TASK GOAL:
Count every line of the listing where the string "name" occurs, and reply with the count alone.

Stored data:
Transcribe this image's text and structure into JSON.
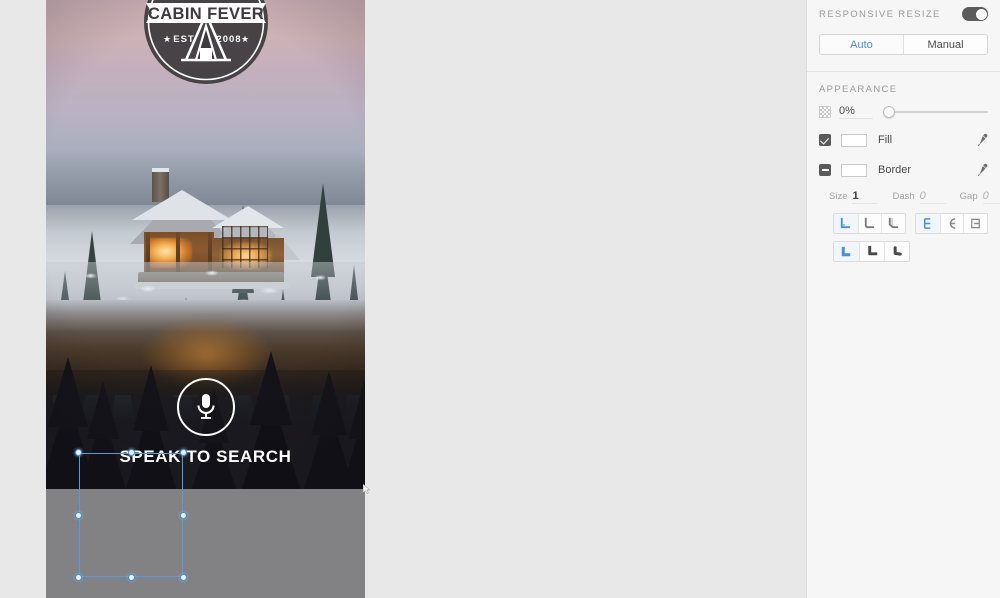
{
  "app": {
    "canvas_background": "#e8e8e8",
    "accent_color": "#4a90d9",
    "selection_color": "#5b9bd5"
  },
  "artboard": {
    "name": "mobile-artboard",
    "logo": {
      "brand_line": "CABIN FEVER",
      "est_label": "EST",
      "est_year": "2008",
      "star_glyph": "★",
      "icon": "tent-icon"
    },
    "hero": {
      "image_description": "snowy-cabin-at-dusk-photo",
      "mic_icon": "microphone-icon",
      "caption": "SPEAK TO SEARCH"
    },
    "selection": {
      "handle_count": 8,
      "handles": [
        "nw",
        "n",
        "ne",
        "w",
        "e",
        "sw",
        "s",
        "se"
      ]
    }
  },
  "panel": {
    "responsive_resize": {
      "title": "RESPONSIVE RESIZE",
      "toggle_state": "on",
      "modes": [
        {
          "label": "Auto",
          "selected": true
        },
        {
          "label": "Manual",
          "selected": false
        }
      ]
    },
    "appearance": {
      "title": "APPEARANCE",
      "opacity": {
        "icon": "checkerboard-icon",
        "value": "0%",
        "slider_position_percent": 0
      },
      "fill": {
        "label": "Fill",
        "enabled": true,
        "checkbox_state": "checked",
        "swatch_color": "#ffffff",
        "eyedropper_icon": "eyedropper-icon"
      },
      "border": {
        "label": "Border",
        "enabled": true,
        "checkbox_state": "indeterminate",
        "swatch_color": "#ffffff",
        "eyedropper_icon": "eyedropper-icon"
      },
      "stroke_fields": [
        {
          "key": "Size",
          "value": "1",
          "is_zero": false
        },
        {
          "key": "Dash",
          "value": "0",
          "is_zero": true
        },
        {
          "key": "Gap",
          "value": "0",
          "is_zero": true
        }
      ],
      "join_buttons": [
        {
          "name": "miter-join-button",
          "selected": true
        },
        {
          "name": "round-join-button",
          "selected": false
        },
        {
          "name": "bevel-join-button",
          "selected": false
        }
      ],
      "align_buttons": [
        {
          "name": "stroke-align-center-button",
          "selected": true
        },
        {
          "name": "stroke-align-inside-button",
          "selected": false
        },
        {
          "name": "stroke-align-outside-button",
          "selected": false
        }
      ],
      "cap_buttons": [
        {
          "name": "butt-cap-button",
          "selected": true
        },
        {
          "name": "square-cap-button",
          "selected": false
        },
        {
          "name": "round-cap-button",
          "selected": false
        }
      ]
    }
  }
}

FINAL RESULT:
10